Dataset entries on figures
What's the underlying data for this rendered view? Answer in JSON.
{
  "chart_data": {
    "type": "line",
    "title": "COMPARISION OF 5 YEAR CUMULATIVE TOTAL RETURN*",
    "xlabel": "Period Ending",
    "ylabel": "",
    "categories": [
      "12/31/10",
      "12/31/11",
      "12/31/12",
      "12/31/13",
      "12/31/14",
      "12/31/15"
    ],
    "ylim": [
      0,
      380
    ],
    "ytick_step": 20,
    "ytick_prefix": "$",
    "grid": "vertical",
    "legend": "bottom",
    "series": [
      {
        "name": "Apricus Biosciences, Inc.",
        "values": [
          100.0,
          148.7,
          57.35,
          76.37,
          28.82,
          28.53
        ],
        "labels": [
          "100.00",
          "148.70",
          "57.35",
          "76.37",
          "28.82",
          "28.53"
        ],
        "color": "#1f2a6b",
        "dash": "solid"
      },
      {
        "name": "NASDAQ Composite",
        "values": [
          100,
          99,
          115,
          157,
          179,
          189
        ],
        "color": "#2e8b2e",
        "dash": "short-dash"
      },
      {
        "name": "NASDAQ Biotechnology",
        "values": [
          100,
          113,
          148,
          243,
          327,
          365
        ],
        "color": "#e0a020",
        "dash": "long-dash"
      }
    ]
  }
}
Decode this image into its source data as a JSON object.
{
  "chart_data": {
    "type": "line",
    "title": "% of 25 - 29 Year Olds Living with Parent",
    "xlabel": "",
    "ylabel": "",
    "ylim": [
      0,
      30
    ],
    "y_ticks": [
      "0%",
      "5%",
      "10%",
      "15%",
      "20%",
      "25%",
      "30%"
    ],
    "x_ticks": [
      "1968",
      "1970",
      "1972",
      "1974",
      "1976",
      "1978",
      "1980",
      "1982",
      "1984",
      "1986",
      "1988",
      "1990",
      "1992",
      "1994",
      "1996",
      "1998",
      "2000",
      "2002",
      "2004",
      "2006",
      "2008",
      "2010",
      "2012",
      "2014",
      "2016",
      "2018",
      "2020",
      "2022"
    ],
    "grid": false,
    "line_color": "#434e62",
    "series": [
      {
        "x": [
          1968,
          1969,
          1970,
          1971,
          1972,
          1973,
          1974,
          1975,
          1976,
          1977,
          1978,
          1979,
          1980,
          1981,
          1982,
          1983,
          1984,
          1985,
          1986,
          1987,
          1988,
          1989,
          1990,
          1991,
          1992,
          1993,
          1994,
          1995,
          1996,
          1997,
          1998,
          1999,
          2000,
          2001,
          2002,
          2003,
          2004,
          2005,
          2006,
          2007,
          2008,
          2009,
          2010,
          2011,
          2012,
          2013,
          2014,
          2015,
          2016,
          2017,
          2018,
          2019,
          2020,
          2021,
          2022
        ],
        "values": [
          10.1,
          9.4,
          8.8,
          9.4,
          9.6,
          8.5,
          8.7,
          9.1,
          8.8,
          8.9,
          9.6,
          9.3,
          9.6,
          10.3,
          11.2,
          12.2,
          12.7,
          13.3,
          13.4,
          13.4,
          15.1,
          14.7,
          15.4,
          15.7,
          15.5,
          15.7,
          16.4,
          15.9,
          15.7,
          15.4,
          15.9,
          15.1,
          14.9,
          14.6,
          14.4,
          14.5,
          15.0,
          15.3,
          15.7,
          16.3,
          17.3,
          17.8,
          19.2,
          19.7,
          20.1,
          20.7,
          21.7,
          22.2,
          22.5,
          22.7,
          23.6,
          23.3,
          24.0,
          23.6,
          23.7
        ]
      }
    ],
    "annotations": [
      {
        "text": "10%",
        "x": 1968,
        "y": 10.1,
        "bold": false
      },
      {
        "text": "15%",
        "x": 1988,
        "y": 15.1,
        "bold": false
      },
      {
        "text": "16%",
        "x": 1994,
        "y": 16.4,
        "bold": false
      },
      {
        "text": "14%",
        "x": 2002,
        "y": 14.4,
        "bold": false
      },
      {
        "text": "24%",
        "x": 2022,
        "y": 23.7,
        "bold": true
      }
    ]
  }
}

- _PROBLEM DESCRIPTION_: Transcribe all the entries, keeping each one exactly as it is.

- _SOLUTION TO THIS PROBLEM_:
What's the underlying data for this rendered view? Answer in JSON.
{
  "chart_data": {
    "type": "line",
    "title": "COMPARISION OF 5 YEAR CUMULATIVE TOTAL RETURN*",
    "xlabel": "Period Ending",
    "ylabel": "",
    "categories": [
      "12/31/10",
      "12/31/11",
      "12/31/12",
      "12/31/13",
      "12/31/14",
      "12/31/15"
    ],
    "ylim": [
      0,
      380
    ],
    "ytick_step": 20,
    "ytick_prefix": "$",
    "grid": "vertical",
    "legend": "bottom",
    "series": [
      {
        "name": "Apricus Biosciences, Inc.",
        "values": [
          100.0,
          148.7,
          57.35,
          76.37,
          28.82,
          28.53
        ],
        "labels": [
          "100.00",
          "148.70",
          "57.35",
          "76.37",
          "28.82",
          "28.53"
        ],
        "color": "#1f2a6b",
        "dash": "solid"
      },
      {
        "name": "NASDAQ Composite",
        "values": [
          100,
          99,
          115,
          157,
          179,
          189
        ],
        "color": "#2e8b2e",
        "dash": "short-dash"
      },
      {
        "name": "NASDAQ Biotechnology",
        "values": [
          100,
          113,
          148,
          243,
          327,
          365
        ],
        "color": "#e0a020",
        "dash": "long-dash"
      }
    ]
  }
}
Decode this image into its source data as a JSON object.
{
  "chart_data": {
    "type": "line",
    "title": "% of 25 - 29 Year Olds Living with Parent",
    "xlabel": "",
    "ylabel": "",
    "ylim": [
      0,
      30
    ],
    "y_ticks": [
      "0%",
      "5%",
      "10%",
      "15%",
      "20%",
      "25%",
      "30%"
    ],
    "x_ticks": [
      "1968",
      "1970",
      "1972",
      "1974",
      "1976",
      "1978",
      "1980",
      "1982",
      "1984",
      "1986",
      "1988",
      "1990",
      "1992",
      "1994",
      "1996",
      "1998",
      "2000",
      "2002",
      "2004",
      "2006",
      "2008",
      "2010",
      "2012",
      "2014",
      "2016",
      "2018",
      "2020",
      "2022"
    ],
    "grid": false,
    "line_color": "#434e62",
    "series": [
      {
        "x": [
          1968,
          1969,
          1970,
          1971,
          1972,
          1973,
          1974,
          1975,
          1976,
          1977,
          1978,
          1979,
          1980,
          1981,
          1982,
          1983,
          1984,
          1985,
          1986,
          1987,
          1988,
          1989,
          1990,
          1991,
          1992,
          1993,
          1994,
          1995,
          1996,
          1997,
          1998,
          1999,
          2000,
          2001,
          2002,
          2003,
          2004,
          2005,
          2006,
          2007,
          2008,
          2009,
          2010,
          2011,
          2012,
          2013,
          2014,
          2015,
          2016,
          2017,
          2018,
          2019,
          2020,
          2021,
          2022
        ],
        "values": [
          10.1,
          9.4,
          8.8,
          9.4,
          9.6,
          8.5,
          8.7,
          9.1,
          8.8,
          8.9,
          9.6,
          9.3,
          9.6,
          10.3,
          11.2,
          12.2,
          12.7,
          13.3,
          13.4,
          13.4,
          15.1,
          14.7,
          15.4,
          15.7,
          15.5,
          15.7,
          16.4,
          15.9,
          15.7,
          15.4,
          15.9,
          15.1,
          14.9,
          14.6,
          14.4,
          14.5,
          15.0,
          15.3,
          15.7,
          16.3,
          17.3,
          17.8,
          19.2,
          19.7,
          20.1,
          20.7,
          21.7,
          22.2,
          22.5,
          22.7,
          23.6,
          23.3,
          24.0,
          23.6,
          23.7
        ]
      }
    ],
    "annotations": [
      {
        "text": "10%",
        "x": 1968,
        "y": 10.1,
        "bold": false
      },
      {
        "text": "15%",
        "x": 1988,
        "y": 15.1,
        "bold": false
      },
      {
        "text": "16%",
        "x": 1994,
        "y": 16.4,
        "bold": false
      },
      {
        "text": "14%",
        "x": 2002,
        "y": 14.4,
        "bold": false
      },
      {
        "text": "24%",
        "x": 2022,
        "y": 23.7,
        "bold": true
      }
    ]
  }
}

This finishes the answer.